Set exercise = Leave out the pictures and copy the remaining records exactly.

Provided records =
-------------------------

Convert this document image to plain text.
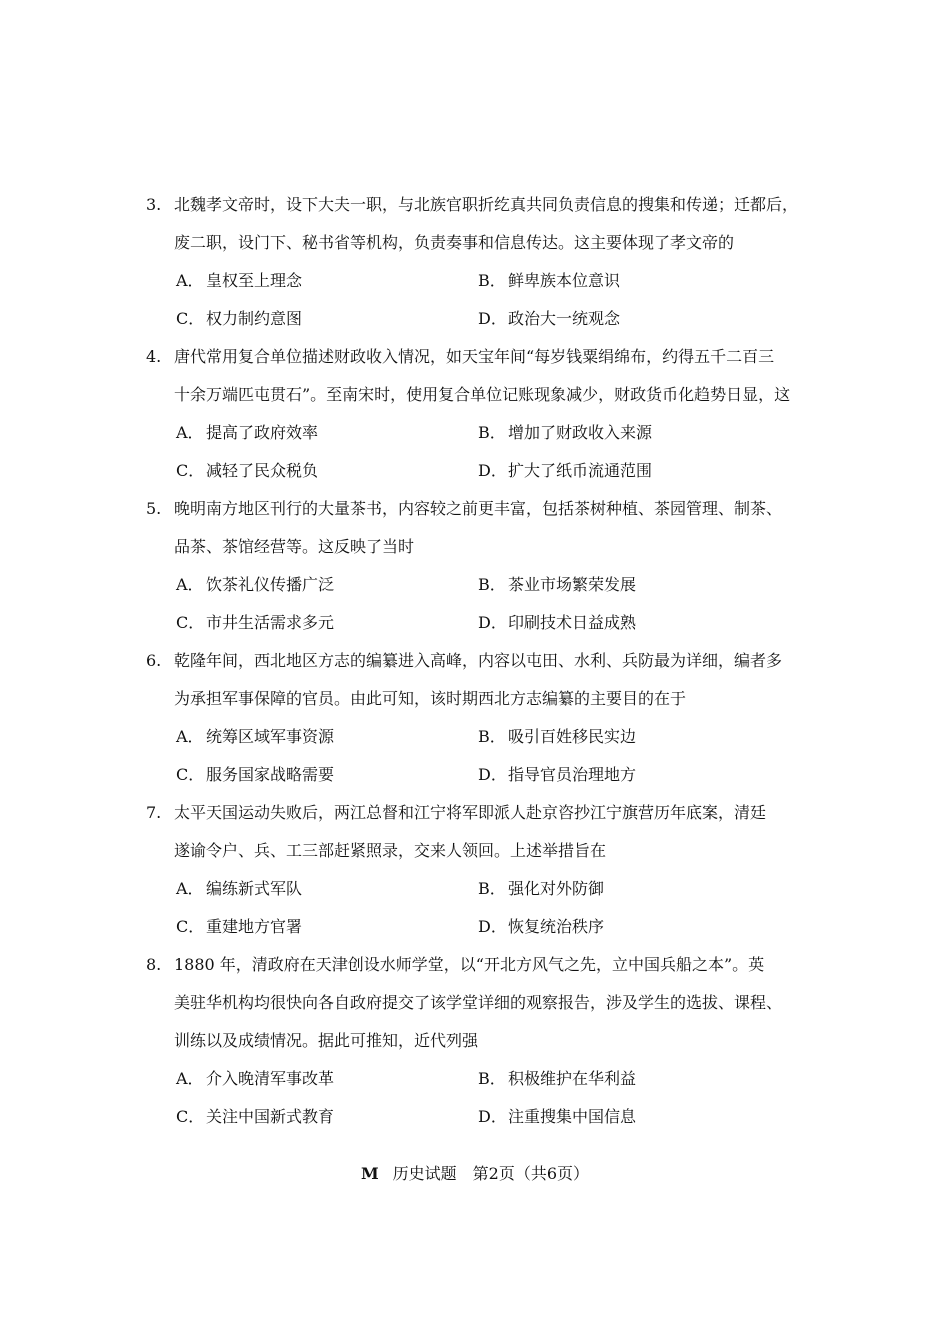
3. 北魏孝文帝时，设下大夫一职，与北族官职折纥真共同负责信息的搜集和传递；迁都后，
废二职，设门下、秘书省等机构，负责奏事和信息传达。这主要体现了孝文帝的
A． 皇权至上理念	B． 鲜卑族本位意识
C． 权力制约意图	D． 政治大一统观念
4. 唐代常用复合单位描述财政收入情况，如天宝年间“每岁钱粟绢绵布，约得五千二百三
十余万端匹屯贯石”。至南宋时，使用复合单位记账现象减少，财政货币化趋势日显，这
A． 提高了政府效率	B． 增加了财政收入来源
C． 减轻了民众税负	D． 扩大了纸币流通范围
5. 晚明南方地区刊行的大量茶书，内容较之前更丰富，包括茶树种植、茶园管理、制茶、
品茶、茶馆经营等。这反映了当时
A． 饮茶礼仪传播广泛	B． 茶业市场繁荣发展
C． 市井生活需求多元	D． 印刷技术日益成熟
6. 乾隆年间，西北地区方志的编纂进入高峰，内容以屯田、水利、兵防最为详细，编者多
为承担军事保障的官员。由此可知，该时期西北方志编纂的主要目的在于
A． 统筹区域军事资源	B． 吸引百姓移民实边
C． 服务国家战略需要	D． 指导官员治理地方
7. 太平天国运动失败后，两江总督和江宁将军即派人赴京咨抄江宁旗营历年底案，清廷
遂谕令户、兵、工三部赶紧照录，交来人领回。上述举措旨在
A． 编练新式军队	B． 强化对外防御
C． 重建地方官署	D． 恢复统治秩序
8. 1880 年，清政府在天津创设水师学堂，以“开北方风气之先，立中国兵船之本”。英
美驻华机构均很快向各自政府提交了该学堂详细的观察报告，涉及学生的选拔、课程、
训练以及成绩情况。据此可推知，近代列强
A． 介入晚清军事改革	B． 积极维护在华利益
C． 关注中国新式教育	D． 注重搜集中国信息
M 历史试题　第2页（共6页）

-------------------------

Solution to the problem =
Convert this document image to plain text.
3. 北魏孝文帝时，设下大夫一职，与北族官职折纥真共同负责信息的搜集和传递；迁都后，
废二职，设门下、秘书省等机构，负责奏事和信息传达。这主要体现了孝文帝的
A． 皇权至上理念	B． 鲜卑族本位意识
C． 权力制约意图	D． 政治大一统观念
4. 唐代常用复合单位描述财政收入情况，如天宝年间“每岁钱粟绢绵布，约得五千二百三
十余万端匹屯贯石”。至南宋时，使用复合单位记账现象减少，财政货币化趋势日显，这
A． 提高了政府效率	B． 增加了财政收入来源
C． 减轻了民众税负	D． 扩大了纸币流通范围
5. 晚明南方地区刊行的大量茶书，内容较之前更丰富，包括茶树种植、茶园管理、制茶、
品茶、茶馆经营等。这反映了当时
A． 饮茶礼仪传播广泛	B． 茶业市场繁荣发展
C． 市井生活需求多元	D． 印刷技术日益成熟
6. 乾隆年间，西北地区方志的编纂进入高峰，内容以屯田、水利、兵防最为详细，编者多
为承担军事保障的官员。由此可知，该时期西北方志编纂的主要目的在于
A． 统筹区域军事资源	B． 吸引百姓移民实边
C． 服务国家战略需要	D． 指导官员治理地方
7. 太平天国运动失败后，两江总督和江宁将军即派人赴京咨抄江宁旗营历年底案，清廷
遂谕令户、兵、工三部赶紧照录，交来人领回。上述举措旨在
A． 编练新式军队	B． 强化对外防御
C． 重建地方官署	D． 恢复统治秩序
8. 1880 年，清政府在天津创设水师学堂，以“开北方风气之先，立中国兵船之本”。英
美驻华机构均很快向各自政府提交了该学堂详细的观察报告，涉及学生的选拔、课程、
训练以及成绩情况。据此可推知，近代列强
A． 介入晚清军事改革	B． 积极维护在华利益
C． 关注中国新式教育	D． 注重搜集中国信息
M 历史试题　第2页（共6页）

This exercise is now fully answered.